GIVEN REQUEST:
Search the records for the word "code" and pick out every line that has it.

RECORDS SUPPLIED:
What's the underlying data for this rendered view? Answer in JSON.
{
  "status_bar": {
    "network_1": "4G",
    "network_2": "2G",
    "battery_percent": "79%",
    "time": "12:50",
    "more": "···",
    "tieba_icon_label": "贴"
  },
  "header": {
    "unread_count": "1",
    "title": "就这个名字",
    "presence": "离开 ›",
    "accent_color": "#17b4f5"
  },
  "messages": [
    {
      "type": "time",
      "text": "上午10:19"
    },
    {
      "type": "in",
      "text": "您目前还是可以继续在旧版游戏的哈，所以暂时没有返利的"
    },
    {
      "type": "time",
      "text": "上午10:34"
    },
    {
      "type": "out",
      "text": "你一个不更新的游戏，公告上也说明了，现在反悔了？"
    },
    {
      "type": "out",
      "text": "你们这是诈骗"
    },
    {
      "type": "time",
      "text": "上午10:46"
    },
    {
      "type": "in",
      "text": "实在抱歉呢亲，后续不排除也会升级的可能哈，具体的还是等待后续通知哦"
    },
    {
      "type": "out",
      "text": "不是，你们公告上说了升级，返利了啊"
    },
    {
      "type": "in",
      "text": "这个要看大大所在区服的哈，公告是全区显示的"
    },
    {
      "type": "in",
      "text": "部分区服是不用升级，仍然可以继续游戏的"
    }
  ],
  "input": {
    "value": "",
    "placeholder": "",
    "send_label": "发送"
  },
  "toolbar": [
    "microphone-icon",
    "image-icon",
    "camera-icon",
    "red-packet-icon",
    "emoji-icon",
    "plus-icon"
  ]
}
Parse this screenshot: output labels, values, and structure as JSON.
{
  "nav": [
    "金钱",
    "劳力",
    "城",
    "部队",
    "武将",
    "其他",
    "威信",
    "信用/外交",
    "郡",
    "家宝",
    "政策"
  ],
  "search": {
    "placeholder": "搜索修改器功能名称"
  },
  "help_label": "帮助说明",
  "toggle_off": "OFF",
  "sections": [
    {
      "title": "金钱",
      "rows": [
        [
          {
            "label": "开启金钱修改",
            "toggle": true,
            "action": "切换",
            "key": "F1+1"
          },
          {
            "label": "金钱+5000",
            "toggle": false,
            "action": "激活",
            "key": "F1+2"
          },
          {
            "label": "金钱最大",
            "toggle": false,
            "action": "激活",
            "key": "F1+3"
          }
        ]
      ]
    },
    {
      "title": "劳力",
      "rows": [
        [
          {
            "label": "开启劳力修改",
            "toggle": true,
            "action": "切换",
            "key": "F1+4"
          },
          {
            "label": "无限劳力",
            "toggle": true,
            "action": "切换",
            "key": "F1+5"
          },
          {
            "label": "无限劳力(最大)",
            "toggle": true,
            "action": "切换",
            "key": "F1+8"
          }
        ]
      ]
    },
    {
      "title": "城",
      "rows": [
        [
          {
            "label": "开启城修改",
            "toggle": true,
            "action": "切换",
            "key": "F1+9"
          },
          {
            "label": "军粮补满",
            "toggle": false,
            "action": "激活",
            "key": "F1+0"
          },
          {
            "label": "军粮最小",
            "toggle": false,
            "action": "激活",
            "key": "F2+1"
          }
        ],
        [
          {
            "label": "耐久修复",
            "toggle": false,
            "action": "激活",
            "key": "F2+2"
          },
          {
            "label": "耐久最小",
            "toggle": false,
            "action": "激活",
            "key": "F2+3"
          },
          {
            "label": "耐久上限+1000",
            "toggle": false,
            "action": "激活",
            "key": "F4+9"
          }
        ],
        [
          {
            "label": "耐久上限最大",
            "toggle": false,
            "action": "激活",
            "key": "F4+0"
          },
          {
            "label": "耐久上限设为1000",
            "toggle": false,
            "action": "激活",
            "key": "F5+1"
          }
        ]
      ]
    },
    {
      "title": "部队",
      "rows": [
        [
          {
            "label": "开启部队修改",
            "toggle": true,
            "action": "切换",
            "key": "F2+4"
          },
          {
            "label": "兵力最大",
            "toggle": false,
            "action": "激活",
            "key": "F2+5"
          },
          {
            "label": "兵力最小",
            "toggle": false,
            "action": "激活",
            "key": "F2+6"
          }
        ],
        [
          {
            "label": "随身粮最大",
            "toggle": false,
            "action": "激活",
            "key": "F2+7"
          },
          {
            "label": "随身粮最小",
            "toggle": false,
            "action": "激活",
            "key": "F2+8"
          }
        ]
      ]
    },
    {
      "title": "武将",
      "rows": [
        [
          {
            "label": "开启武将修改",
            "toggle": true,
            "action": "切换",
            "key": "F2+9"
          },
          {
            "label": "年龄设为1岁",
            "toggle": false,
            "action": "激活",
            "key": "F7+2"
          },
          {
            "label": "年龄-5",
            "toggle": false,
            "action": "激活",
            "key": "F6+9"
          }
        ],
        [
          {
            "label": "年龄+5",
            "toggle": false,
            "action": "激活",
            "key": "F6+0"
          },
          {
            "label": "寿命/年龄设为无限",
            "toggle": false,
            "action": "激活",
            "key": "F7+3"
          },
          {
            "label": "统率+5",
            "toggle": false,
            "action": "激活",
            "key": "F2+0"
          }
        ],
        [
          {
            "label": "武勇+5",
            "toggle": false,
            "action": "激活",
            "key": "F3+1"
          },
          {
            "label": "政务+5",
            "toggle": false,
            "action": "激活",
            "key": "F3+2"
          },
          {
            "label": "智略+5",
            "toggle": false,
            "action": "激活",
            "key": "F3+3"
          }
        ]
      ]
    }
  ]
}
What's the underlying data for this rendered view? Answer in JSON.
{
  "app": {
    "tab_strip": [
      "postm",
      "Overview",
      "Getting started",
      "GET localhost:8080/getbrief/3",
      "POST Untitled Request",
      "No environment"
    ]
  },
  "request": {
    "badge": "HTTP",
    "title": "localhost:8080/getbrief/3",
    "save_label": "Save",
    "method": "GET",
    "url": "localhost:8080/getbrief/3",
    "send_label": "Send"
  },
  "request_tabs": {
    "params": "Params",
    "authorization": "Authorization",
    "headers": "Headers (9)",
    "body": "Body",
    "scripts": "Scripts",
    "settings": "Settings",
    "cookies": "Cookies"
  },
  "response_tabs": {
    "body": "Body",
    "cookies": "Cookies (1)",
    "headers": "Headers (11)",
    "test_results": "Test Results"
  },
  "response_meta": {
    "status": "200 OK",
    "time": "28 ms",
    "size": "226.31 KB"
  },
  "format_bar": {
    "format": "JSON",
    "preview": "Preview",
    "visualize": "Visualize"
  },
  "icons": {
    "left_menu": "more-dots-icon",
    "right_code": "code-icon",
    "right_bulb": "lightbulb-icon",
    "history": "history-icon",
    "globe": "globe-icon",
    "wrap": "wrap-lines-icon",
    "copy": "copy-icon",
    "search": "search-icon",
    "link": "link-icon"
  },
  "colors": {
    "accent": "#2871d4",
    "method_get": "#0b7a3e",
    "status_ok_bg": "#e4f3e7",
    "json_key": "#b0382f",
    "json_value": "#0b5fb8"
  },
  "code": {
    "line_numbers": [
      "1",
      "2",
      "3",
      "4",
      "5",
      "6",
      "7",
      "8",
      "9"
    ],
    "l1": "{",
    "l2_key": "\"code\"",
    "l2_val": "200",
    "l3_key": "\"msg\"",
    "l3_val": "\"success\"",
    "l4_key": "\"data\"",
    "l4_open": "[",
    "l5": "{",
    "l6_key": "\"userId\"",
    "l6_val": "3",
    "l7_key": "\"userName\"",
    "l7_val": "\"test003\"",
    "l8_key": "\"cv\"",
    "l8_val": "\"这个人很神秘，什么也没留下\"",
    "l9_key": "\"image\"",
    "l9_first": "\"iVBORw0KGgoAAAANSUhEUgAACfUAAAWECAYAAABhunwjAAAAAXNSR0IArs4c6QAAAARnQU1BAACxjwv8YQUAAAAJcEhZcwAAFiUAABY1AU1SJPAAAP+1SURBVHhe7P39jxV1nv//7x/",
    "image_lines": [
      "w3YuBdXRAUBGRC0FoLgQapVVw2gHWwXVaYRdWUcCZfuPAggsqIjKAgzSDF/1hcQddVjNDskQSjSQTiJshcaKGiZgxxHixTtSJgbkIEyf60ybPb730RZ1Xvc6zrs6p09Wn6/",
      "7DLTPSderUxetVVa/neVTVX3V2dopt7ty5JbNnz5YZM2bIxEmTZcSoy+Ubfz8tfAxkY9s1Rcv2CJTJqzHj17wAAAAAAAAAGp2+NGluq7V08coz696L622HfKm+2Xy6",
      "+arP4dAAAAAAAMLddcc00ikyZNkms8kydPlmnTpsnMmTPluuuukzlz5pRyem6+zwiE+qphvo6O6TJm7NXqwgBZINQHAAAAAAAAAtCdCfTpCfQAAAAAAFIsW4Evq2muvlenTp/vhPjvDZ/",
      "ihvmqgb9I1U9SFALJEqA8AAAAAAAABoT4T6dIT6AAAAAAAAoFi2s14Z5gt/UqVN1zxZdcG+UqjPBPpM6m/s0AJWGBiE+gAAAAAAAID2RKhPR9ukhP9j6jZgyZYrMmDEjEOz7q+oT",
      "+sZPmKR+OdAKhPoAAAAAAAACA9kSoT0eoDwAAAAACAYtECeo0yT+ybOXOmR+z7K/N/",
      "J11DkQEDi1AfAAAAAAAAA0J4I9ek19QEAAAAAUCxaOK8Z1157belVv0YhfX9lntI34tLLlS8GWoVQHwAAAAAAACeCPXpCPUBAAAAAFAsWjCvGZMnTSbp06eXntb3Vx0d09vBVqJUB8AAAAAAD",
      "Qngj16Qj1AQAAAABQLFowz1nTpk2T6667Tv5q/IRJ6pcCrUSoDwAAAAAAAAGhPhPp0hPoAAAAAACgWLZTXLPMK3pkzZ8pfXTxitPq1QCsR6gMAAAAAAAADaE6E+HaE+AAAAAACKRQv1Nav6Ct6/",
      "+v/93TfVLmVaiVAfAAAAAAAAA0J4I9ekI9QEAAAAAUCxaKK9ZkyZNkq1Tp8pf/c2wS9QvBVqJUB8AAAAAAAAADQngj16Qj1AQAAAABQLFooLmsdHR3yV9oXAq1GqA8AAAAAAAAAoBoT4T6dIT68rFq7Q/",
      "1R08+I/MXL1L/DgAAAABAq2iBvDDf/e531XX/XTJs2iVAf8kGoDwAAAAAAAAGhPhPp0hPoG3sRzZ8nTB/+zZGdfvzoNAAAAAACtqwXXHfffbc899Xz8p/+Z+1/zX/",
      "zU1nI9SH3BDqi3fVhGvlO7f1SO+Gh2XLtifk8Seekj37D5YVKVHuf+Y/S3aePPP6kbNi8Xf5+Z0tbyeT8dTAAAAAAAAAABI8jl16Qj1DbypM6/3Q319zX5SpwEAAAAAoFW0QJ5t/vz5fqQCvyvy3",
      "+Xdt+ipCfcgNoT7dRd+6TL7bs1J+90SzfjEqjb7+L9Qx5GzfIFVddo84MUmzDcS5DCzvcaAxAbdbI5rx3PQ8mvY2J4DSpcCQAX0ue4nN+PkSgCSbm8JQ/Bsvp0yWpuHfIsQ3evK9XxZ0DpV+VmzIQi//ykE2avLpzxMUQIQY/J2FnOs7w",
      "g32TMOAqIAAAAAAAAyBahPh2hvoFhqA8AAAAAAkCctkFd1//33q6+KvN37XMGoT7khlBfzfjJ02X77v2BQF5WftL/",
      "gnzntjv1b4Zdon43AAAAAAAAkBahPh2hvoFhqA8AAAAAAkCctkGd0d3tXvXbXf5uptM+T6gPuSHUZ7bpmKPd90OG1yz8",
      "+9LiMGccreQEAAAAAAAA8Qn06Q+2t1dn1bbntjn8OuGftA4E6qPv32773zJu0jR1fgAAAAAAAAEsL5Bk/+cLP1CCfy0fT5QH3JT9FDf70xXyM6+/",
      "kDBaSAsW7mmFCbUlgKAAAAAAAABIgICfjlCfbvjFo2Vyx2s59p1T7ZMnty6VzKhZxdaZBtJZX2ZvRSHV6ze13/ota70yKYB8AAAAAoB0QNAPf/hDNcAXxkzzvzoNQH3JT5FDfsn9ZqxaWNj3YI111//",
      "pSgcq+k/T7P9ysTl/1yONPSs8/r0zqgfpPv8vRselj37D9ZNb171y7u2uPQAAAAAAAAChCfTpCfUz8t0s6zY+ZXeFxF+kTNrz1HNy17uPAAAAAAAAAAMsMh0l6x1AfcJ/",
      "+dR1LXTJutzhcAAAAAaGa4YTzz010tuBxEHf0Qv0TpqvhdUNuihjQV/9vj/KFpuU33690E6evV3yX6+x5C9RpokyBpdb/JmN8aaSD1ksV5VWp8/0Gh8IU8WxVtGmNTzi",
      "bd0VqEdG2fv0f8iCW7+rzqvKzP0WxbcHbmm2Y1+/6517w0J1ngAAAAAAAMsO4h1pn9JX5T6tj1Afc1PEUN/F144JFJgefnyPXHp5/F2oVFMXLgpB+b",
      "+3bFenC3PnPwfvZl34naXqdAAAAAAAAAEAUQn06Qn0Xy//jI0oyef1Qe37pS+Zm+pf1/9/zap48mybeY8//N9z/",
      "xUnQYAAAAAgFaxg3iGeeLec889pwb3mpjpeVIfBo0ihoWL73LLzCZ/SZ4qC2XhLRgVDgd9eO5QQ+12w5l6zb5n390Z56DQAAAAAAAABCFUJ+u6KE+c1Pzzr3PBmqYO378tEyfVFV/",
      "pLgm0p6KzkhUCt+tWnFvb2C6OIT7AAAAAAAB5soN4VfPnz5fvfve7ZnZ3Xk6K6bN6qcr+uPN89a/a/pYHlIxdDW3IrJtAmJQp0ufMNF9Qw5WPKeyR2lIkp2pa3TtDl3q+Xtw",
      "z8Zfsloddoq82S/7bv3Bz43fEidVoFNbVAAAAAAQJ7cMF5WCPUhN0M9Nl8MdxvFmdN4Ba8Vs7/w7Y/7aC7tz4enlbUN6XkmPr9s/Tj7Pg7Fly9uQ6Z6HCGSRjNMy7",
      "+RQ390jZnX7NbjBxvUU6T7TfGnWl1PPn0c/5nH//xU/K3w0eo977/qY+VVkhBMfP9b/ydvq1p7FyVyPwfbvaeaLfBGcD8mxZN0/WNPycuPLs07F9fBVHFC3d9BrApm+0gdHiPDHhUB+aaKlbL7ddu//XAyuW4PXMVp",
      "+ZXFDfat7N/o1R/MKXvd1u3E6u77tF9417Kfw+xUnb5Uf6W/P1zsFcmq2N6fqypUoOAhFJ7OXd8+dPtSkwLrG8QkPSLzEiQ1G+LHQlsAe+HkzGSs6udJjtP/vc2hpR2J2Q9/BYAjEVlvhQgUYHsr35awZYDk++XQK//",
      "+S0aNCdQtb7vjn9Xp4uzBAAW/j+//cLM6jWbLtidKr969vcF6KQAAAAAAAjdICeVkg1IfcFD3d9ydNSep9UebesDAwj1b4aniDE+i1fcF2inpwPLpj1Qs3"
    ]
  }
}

RESULT OF THIS TASK:
    "right_code": "code-icon",
  "code": {
    "l2_key": "\"code\"",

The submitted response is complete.